- Items from a data source:
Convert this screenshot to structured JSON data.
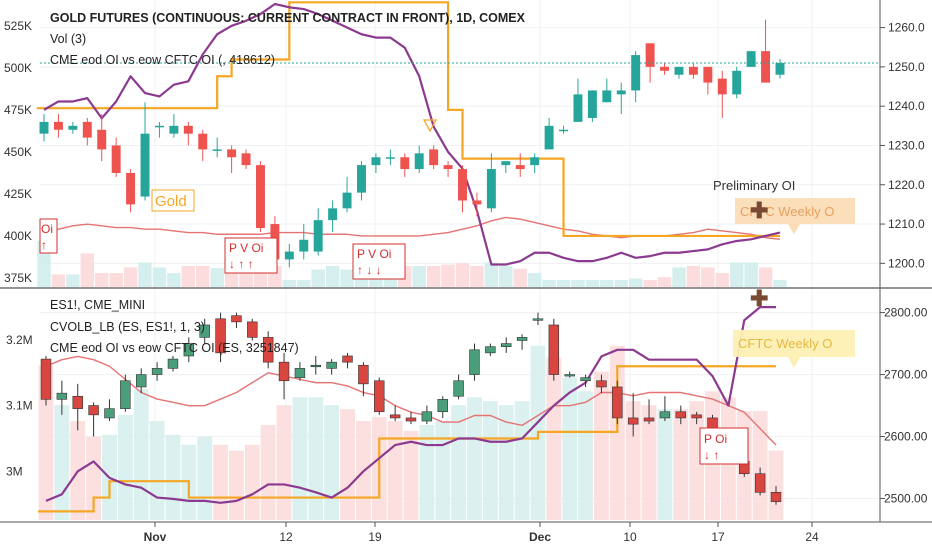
{
  "top": {
    "title": "GOLD FUTURES (CONTINUOUS: CURRENT CONTRACT IN FRONT), 1D, COMEX",
    "legend_vol": "Vol (3)",
    "legend_oi": "CME eod OI vs eow CFTC OI (, 418612)",
    "gold_label": "Gold",
    "preliminary_label": "Preliminary OI",
    "cftc_label": "CFTC Weekly O",
    "left_ticks": [
      "525K",
      "500K",
      "475K",
      "450K",
      "425K",
      "400K",
      "375K"
    ],
    "right_ticks": [
      "1260.0",
      "1250.0",
      "1240.0",
      "1230.0",
      "1220.0",
      "1210.0",
      "1200.0"
    ],
    "badges": [
      {
        "top": "Oi",
        "bottom": "↑"
      },
      {
        "top": "P V Oi",
        "bottom": "↓ ↑ ↑"
      },
      {
        "top": "P V Oi",
        "bottom": "↑ ↓ ↓"
      }
    ]
  },
  "bottom": {
    "legend_sym": "ES1!, CME_MINI",
    "legend_cvolb": "CVOLB_LB (ES, ES1!, 1, 3)",
    "legend_oi": "CME eod OI vs eow CFTC OI (ES, 3251847)",
    "cftc_label": "CFTC Weekly O",
    "left_ticks": [
      "3.2M",
      "3.1M",
      "3M"
    ],
    "right_ticks": [
      "2800.00",
      "2700.00",
      "2600.00",
      "2500.00"
    ],
    "badge": {
      "top": "P Oi",
      "bottom": "↓ ↑"
    }
  },
  "xaxis": {
    "labels": [
      "Nov",
      "12",
      "19",
      "Dec",
      "10",
      "17",
      "24"
    ]
  },
  "colors": {
    "up": "#26a69a",
    "down": "#ef5350",
    "oi": "#f5a623",
    "purple": "#8b3a8f",
    "pinkline": "#e57373"
  },
  "chart_data": [
    {
      "type": "candlestick",
      "title": "GOLD FUTURES (CONTINUOUS: CURRENT CONTRACT IN FRONT), 1D, COMEX",
      "price_range": [
        1195,
        1266
      ],
      "oi_range": [
        372000,
        538000
      ],
      "candles": [
        {
          "o": 1233,
          "c": 1236,
          "h": 1238,
          "l": 1231
        },
        {
          "o": 1236,
          "c": 1234,
          "h": 1238,
          "l": 1232
        },
        {
          "o": 1234,
          "c": 1235,
          "h": 1236,
          "l": 1233
        },
        {
          "o": 1236,
          "c": 1232,
          "h": 1237,
          "l": 1230
        },
        {
          "o": 1234,
          "c": 1229,
          "h": 1238,
          "l": 1226
        },
        {
          "o": 1230,
          "c": 1223,
          "h": 1232,
          "l": 1222
        },
        {
          "o": 1223,
          "c": 1215,
          "h": 1224,
          "l": 1213
        },
        {
          "o": 1217,
          "c": 1233,
          "h": 1241,
          "l": 1216
        },
        {
          "o": 1235,
          "c": 1235,
          "h": 1236,
          "l": 1232
        },
        {
          "o": 1233,
          "c": 1235,
          "h": 1238,
          "l": 1232
        },
        {
          "o": 1235,
          "c": 1233,
          "h": 1236,
          "l": 1230
        },
        {
          "o": 1233,
          "c": 1229,
          "h": 1234,
          "l": 1226
        },
        {
          "o": 1229,
          "c": 1229,
          "h": 1232,
          "l": 1227
        },
        {
          "o": 1229,
          "c": 1227,
          "h": 1230,
          "l": 1223
        },
        {
          "o": 1228,
          "c": 1225,
          "h": 1229,
          "l": 1224
        },
        {
          "o": 1225,
          "c": 1209,
          "h": 1226,
          "l": 1208
        },
        {
          "o": 1210,
          "c": 1201,
          "h": 1212,
          "l": 1199
        },
        {
          "o": 1201,
          "c": 1203,
          "h": 1205,
          "l": 1199
        },
        {
          "o": 1203,
          "c": 1206,
          "h": 1210,
          "l": 1201
        },
        {
          "o": 1203,
          "c": 1211,
          "h": 1214,
          "l": 1202
        },
        {
          "o": 1211,
          "c": 1214,
          "h": 1216,
          "l": 1208
        },
        {
          "o": 1214,
          "c": 1218,
          "h": 1222,
          "l": 1213
        },
        {
          "o": 1218,
          "c": 1225,
          "h": 1226,
          "l": 1216
        },
        {
          "o": 1225,
          "c": 1227,
          "h": 1228,
          "l": 1223
        },
        {
          "o": 1227,
          "c": 1227,
          "h": 1229,
          "l": 1225
        },
        {
          "o": 1227,
          "c": 1224,
          "h": 1228,
          "l": 1222
        },
        {
          "o": 1224,
          "c": 1228,
          "h": 1230,
          "l": 1223
        },
        {
          "o": 1229,
          "c": 1225,
          "h": 1230,
          "l": 1224
        },
        {
          "o": 1225,
          "c": 1224,
          "h": 1226,
          "l": 1222
        },
        {
          "o": 1224,
          "c": 1216,
          "h": 1225,
          "l": 1213
        },
        {
          "o": 1216,
          "c": 1215,
          "h": 1218,
          "l": 1212
        },
        {
          "o": 1214,
          "c": 1224,
          "h": 1228,
          "l": 1213
        },
        {
          "o": 1225,
          "c": 1226,
          "h": 1226,
          "l": 1223
        },
        {
          "o": 1225,
          "c": 1224,
          "h": 1228,
          "l": 1222
        },
        {
          "o": 1225,
          "c": 1227,
          "h": 1228,
          "l": 1223
        },
        {
          "o": 1229,
          "c": 1235,
          "h": 1237,
          "l": 1229
        },
        {
          "o": 1234,
          "c": 1234,
          "h": 1235,
          "l": 1233
        },
        {
          "o": 1236,
          "c": 1243,
          "h": 1247,
          "l": 1236
        },
        {
          "o": 1237,
          "c": 1244,
          "h": 1244,
          "l": 1236
        },
        {
          "o": 1241,
          "c": 1244,
          "h": 1247,
          "l": 1241
        },
        {
          "o": 1243,
          "c": 1244,
          "h": 1246,
          "l": 1238
        },
        {
          "o": 1244,
          "c": 1253,
          "h": 1254,
          "l": 1241
        },
        {
          "o": 1256,
          "c": 1250,
          "h": 1256,
          "l": 1246
        },
        {
          "o": 1250,
          "c": 1249,
          "h": 1251,
          "l": 1248
        },
        {
          "o": 1248,
          "c": 1250,
          "h": 1250,
          "l": 1247
        },
        {
          "o": 1250,
          "c": 1248,
          "h": 1251,
          "l": 1247
        },
        {
          "o": 1250,
          "c": 1246,
          "h": 1250,
          "l": 1243
        },
        {
          "o": 1247,
          "c": 1243,
          "h": 1249,
          "l": 1237
        },
        {
          "o": 1243,
          "c": 1249,
          "h": 1250,
          "l": 1242
        },
        {
          "o": 1250,
          "c": 1254,
          "h": 1254,
          "l": 1250
        },
        {
          "o": 1254,
          "c": 1246,
          "h": 1262,
          "l": 1246
        },
        {
          "o": 1248,
          "c": 1251,
          "h": 1252,
          "l": 1247
        }
      ],
      "volume": [
        0.66,
        0.18,
        0.18,
        0.48,
        0.2,
        0.2,
        0.28,
        0.35,
        0.28,
        0.2,
        0.3,
        0.3,
        0.27,
        0.25,
        0.3,
        0.4,
        0.3,
        0.1,
        0.1,
        0.25,
        0.3,
        0.25,
        0.3,
        0.3,
        0.22,
        0.3,
        0.3,
        0.3,
        0.32,
        0.34,
        0.3,
        0.35,
        0.3,
        0.26,
        0.2,
        0.1,
        0.1,
        0.1,
        0.1,
        0.1,
        0.1,
        0.12,
        0.1,
        0.14,
        0.28,
        0.3,
        0.28,
        0.2,
        0.35,
        0.35,
        0.28,
        0.1
      ],
      "oi_orange": [
        476,
        476,
        476,
        476,
        476,
        476,
        476,
        476,
        476,
        476,
        476,
        476,
        495,
        505,
        505,
        505,
        505,
        539,
        539,
        539,
        539,
        539,
        539,
        539,
        539,
        539,
        539,
        539,
        475,
        446,
        446,
        446,
        446,
        446,
        446,
        446,
        400,
        400,
        400,
        400,
        400,
        400,
        400,
        400,
        400,
        400,
        400,
        400,
        400,
        400,
        400,
        400
      ],
      "oi_purple": [
        475,
        480,
        480,
        482,
        470,
        480,
        495,
        485,
        483,
        490,
        492,
        508,
        520,
        525,
        528,
        532,
        538,
        536,
        535,
        532,
        528,
        524,
        520,
        518,
        518,
        512,
        495,
        465,
        450,
        440,
        415,
        383,
        383,
        385,
        390,
        390,
        387,
        385,
        385,
        387,
        390,
        387,
        388,
        390,
        390,
        391,
        392,
        395,
        397,
        398,
        400,
        402
      ],
      "oi_pink": [
        402,
        404,
        406,
        407,
        406,
        405,
        405,
        404,
        404,
        403,
        402,
        402,
        401,
        401,
        401,
        401,
        402,
        402,
        402,
        401,
        401,
        401,
        400,
        400,
        400,
        400,
        400,
        401,
        402,
        404,
        406,
        409,
        411,
        410,
        408,
        406,
        404,
        403,
        401,
        400,
        399,
        400,
        400,
        400,
        401,
        402,
        404,
        403,
        402,
        401,
        399,
        398
      ]
    },
    {
      "type": "candlestick",
      "title": "ES1!, CME_MINI",
      "price_range": [
        2475,
        2830
      ],
      "oi_range": [
        2.935,
        3.27
      ],
      "candles": [
        {
          "o": 2725,
          "c": 2660,
          "h": 2730,
          "l": 2650
        },
        {
          "o": 2660,
          "c": 2670,
          "h": 2690,
          "l": 2635
        },
        {
          "o": 2665,
          "c": 2645,
          "h": 2685,
          "l": 2610
        },
        {
          "o": 2650,
          "c": 2635,
          "h": 2655,
          "l": 2600
        },
        {
          "o": 2630,
          "c": 2645,
          "h": 2660,
          "l": 2625
        },
        {
          "o": 2645,
          "c": 2690,
          "h": 2700,
          "l": 2640
        },
        {
          "o": 2680,
          "c": 2700,
          "h": 2710,
          "l": 2670
        },
        {
          "o": 2700,
          "c": 2710,
          "h": 2720,
          "l": 2690
        },
        {
          "o": 2710,
          "c": 2725,
          "h": 2730,
          "l": 2705
        },
        {
          "o": 2730,
          "c": 2750,
          "h": 2760,
          "l": 2720
        },
        {
          "o": 2760,
          "c": 2780,
          "h": 2790,
          "l": 2750
        },
        {
          "o": 2790,
          "c": 2735,
          "h": 2800,
          "l": 2720
        },
        {
          "o": 2795,
          "c": 2785,
          "h": 2800,
          "l": 2775
        },
        {
          "o": 2785,
          "c": 2760,
          "h": 2790,
          "l": 2755
        },
        {
          "o": 2760,
          "c": 2720,
          "h": 2770,
          "l": 2710
        },
        {
          "o": 2720,
          "c": 2690,
          "h": 2735,
          "l": 2660
        },
        {
          "o": 2695,
          "c": 2710,
          "h": 2720,
          "l": 2690
        },
        {
          "o": 2715,
          "c": 2715,
          "h": 2730,
          "l": 2700
        },
        {
          "o": 2710,
          "c": 2720,
          "h": 2725,
          "l": 2700
        },
        {
          "o": 2730,
          "c": 2720,
          "h": 2735,
          "l": 2710
        },
        {
          "o": 2715,
          "c": 2685,
          "h": 2720,
          "l": 2665
        },
        {
          "o": 2690,
          "c": 2640,
          "h": 2695,
          "l": 2635
        },
        {
          "o": 2635,
          "c": 2630,
          "h": 2650,
          "l": 2625
        },
        {
          "o": 2630,
          "c": 2625,
          "h": 2640,
          "l": 2620
        },
        {
          "o": 2625,
          "c": 2640,
          "h": 2650,
          "l": 2620
        },
        {
          "o": 2640,
          "c": 2660,
          "h": 2665,
          "l": 2630
        },
        {
          "o": 2665,
          "c": 2690,
          "h": 2700,
          "l": 2660
        },
        {
          "o": 2700,
          "c": 2740,
          "h": 2750,
          "l": 2690
        },
        {
          "o": 2735,
          "c": 2745,
          "h": 2750,
          "l": 2730
        },
        {
          "o": 2745,
          "c": 2750,
          "h": 2760,
          "l": 2735
        },
        {
          "o": 2755,
          "c": 2760,
          "h": 2765,
          "l": 2740
        },
        {
          "o": 2790,
          "c": 2790,
          "h": 2800,
          "l": 2780
        },
        {
          "o": 2780,
          "c": 2700,
          "h": 2790,
          "l": 2690
        },
        {
          "o": 2700,
          "c": 2700,
          "h": 2705,
          "l": 2695
        },
        {
          "o": 2690,
          "c": 2695,
          "h": 2700,
          "l": 2680
        },
        {
          "o": 2690,
          "c": 2680,
          "h": 2700,
          "l": 2670
        },
        {
          "o": 2680,
          "c": 2630,
          "h": 2690,
          "l": 2620
        },
        {
          "o": 2630,
          "c": 2620,
          "h": 2670,
          "l": 2600
        },
        {
          "o": 2630,
          "c": 2625,
          "h": 2660,
          "l": 2620
        },
        {
          "o": 2630,
          "c": 2640,
          "h": 2665,
          "l": 2625
        },
        {
          "o": 2640,
          "c": 2630,
          "h": 2650,
          "l": 2620
        },
        {
          "o": 2635,
          "c": 2630,
          "h": 2640,
          "l": 2620
        },
        {
          "o": 2630,
          "c": 2595,
          "h": 2635,
          "l": 2590
        },
        {
          "o": 2590,
          "c": 2565,
          "h": 2600,
          "l": 2560
        },
        {
          "o": 2560,
          "c": 2540,
          "h": 2570,
          "l": 2535
        },
        {
          "o": 2540,
          "c": 2510,
          "h": 2550,
          "l": 2505
        },
        {
          "o": 2510,
          "c": 2495,
          "h": 2520,
          "l": 2490
        }
      ],
      "volume": [
        0.78,
        0.58,
        0.5,
        0.42,
        0.43,
        0.53,
        0.66,
        0.5,
        0.43,
        0.38,
        0.42,
        0.38,
        0.35,
        0.38,
        0.48,
        0.58,
        0.62,
        0.62,
        0.58,
        0.56,
        0.5,
        0.52,
        0.5,
        0.45,
        0.48,
        0.5,
        0.58,
        0.62,
        0.6,
        0.58,
        0.6,
        0.88,
        0.82,
        0.72,
        0.65,
        0.75,
        0.88,
        0.6,
        0.58,
        0.56,
        0.56,
        0.6,
        0.65,
        0.62,
        0.55,
        0.55,
        0.35
      ],
      "oi_orange": [
        2.939,
        2.939,
        2.939,
        2.96,
        2.985,
        2.985,
        2.985,
        2.985,
        2.985,
        2.96,
        2.96,
        2.96,
        2.96,
        2.96,
        2.96,
        2.96,
        2.96,
        2.96,
        2.96,
        2.96,
        2.96,
        3.05,
        3.05,
        3.05,
        3.05,
        3.05,
        3.05,
        3.05,
        3.05,
        3.05,
        3.05,
        3.06,
        3.06,
        3.06,
        3.06,
        3.06,
        3.16,
        3.16,
        3.16,
        3.16,
        3.16,
        3.16,
        3.16,
        3.16,
        3.16,
        3.16,
        3.16
      ],
      "oi_purple": [
        2.955,
        2.965,
        3.0,
        3.015,
        2.99,
        2.98,
        2.975,
        2.96,
        2.958,
        2.955,
        2.955,
        2.952,
        2.955,
        2.965,
        2.98,
        2.98,
        2.975,
        2.968,
        2.96,
        2.975,
        3.0,
        3.02,
        3.04,
        3.045,
        3.04,
        3.04,
        3.05,
        3.05,
        3.045,
        3.045,
        3.05,
        3.075,
        3.1,
        3.12,
        3.135,
        3.175,
        3.185,
        3.185,
        3.17,
        3.17,
        3.17,
        3.17,
        3.145,
        3.1,
        3.23,
        3.25,
        3.25
      ],
      "oi_pink": [
        3.16,
        3.17,
        3.175,
        3.17,
        3.16,
        3.14,
        3.12,
        3.11,
        3.105,
        3.1,
        3.1,
        3.11,
        3.12,
        3.135,
        3.15,
        3.145,
        3.14,
        3.135,
        3.135,
        3.13,
        3.12,
        3.115,
        3.1,
        3.09,
        3.085,
        3.075,
        3.075,
        3.085,
        3.085,
        3.075,
        3.07,
        3.085,
        3.1,
        3.1,
        3.105,
        3.12,
        3.12,
        3.115,
        3.12,
        3.12,
        3.12,
        3.115,
        3.11,
        3.1,
        3.09,
        3.065,
        3.04
      ]
    }
  ]
}
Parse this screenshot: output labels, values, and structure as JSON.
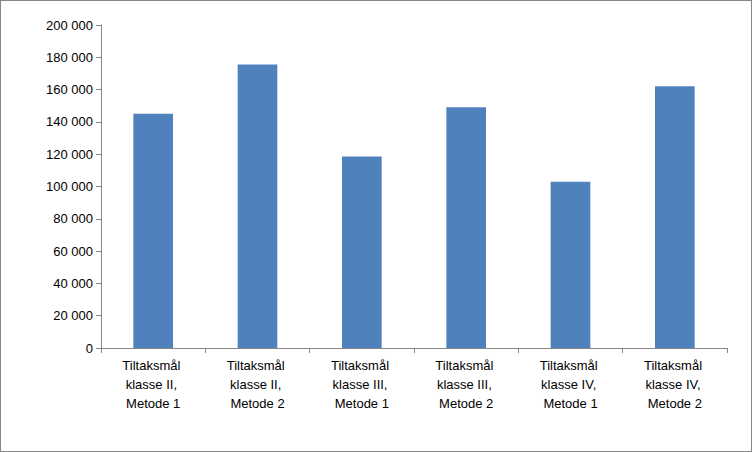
{
  "chart_data": {
    "type": "bar",
    "categories": [
      "Tiltaksmål klasse II, Metode 1",
      "Tiltaksmål klasse II, Metode 2",
      "Tiltaksmål klasse III, Metode 1",
      "Tiltaksmål klasse III, Metode 2",
      "Tiltaksmål klasse IV, Metode 1",
      "Tiltaksmål klasse IV, Metode 2"
    ],
    "values": [
      145000,
      175500,
      118500,
      149000,
      103000,
      162000
    ],
    "color": "#4f81bd",
    "ylim": [
      0,
      200000
    ],
    "yticks": [
      0,
      {
        "value": 20000,
        "label": "20 000"
      },
      {
        "value": 40000,
        "label": "40 000"
      },
      {
        "value": 60000,
        "label": "60 000"
      },
      {
        "value": 80000,
        "label": "80 000"
      },
      {
        "value": 100000,
        "label": "100 000"
      },
      {
        "value": 120000,
        "label": "120 000"
      },
      {
        "value": 140000,
        "label": "140 000"
      },
      {
        "value": 160000,
        "label": "160 000"
      },
      {
        "value": 180000,
        "label": "180 000"
      },
      {
        "value": 200000,
        "label": "200 000"
      }
    ],
    "grid": false
  }
}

- Exercise requirements: Pictures are not part of the copy; reproduce exactly and only the lines from the line containing "Parse this screenshot: output" through the end of the listing.

- The output:
Parse this screenshot: output labels, values, and structure as JSON.
{
  "chart_data": {
    "type": "bar",
    "categories": [
      "Tiltaksmål klasse II, Metode 1",
      "Tiltaksmål klasse II, Metode 2",
      "Tiltaksmål klasse III, Metode 1",
      "Tiltaksmål klasse III, Metode 2",
      "Tiltaksmål klasse IV, Metode 1",
      "Tiltaksmål klasse IV, Metode 2"
    ],
    "values": [
      145000,
      175500,
      118500,
      149000,
      103000,
      162000
    ],
    "color": "#4f81bd",
    "ylim": [
      0,
      200000
    ],
    "yticks": [
      0,
      {
        "value": 20000,
        "label": "20 000"
      },
      {
        "value": 40000,
        "label": "40 000"
      },
      {
        "value": 60000,
        "label": "60 000"
      },
      {
        "value": 80000,
        "label": "80 000"
      },
      {
        "value": 100000,
        "label": "100 000"
      },
      {
        "value": 120000,
        "label": "120 000"
      },
      {
        "value": 140000,
        "label": "140 000"
      },
      {
        "value": 160000,
        "label": "160 000"
      },
      {
        "value": 180000,
        "label": "180 000"
      },
      {
        "value": 200000,
        "label": "200 000"
      }
    ],
    "grid": false
  }
}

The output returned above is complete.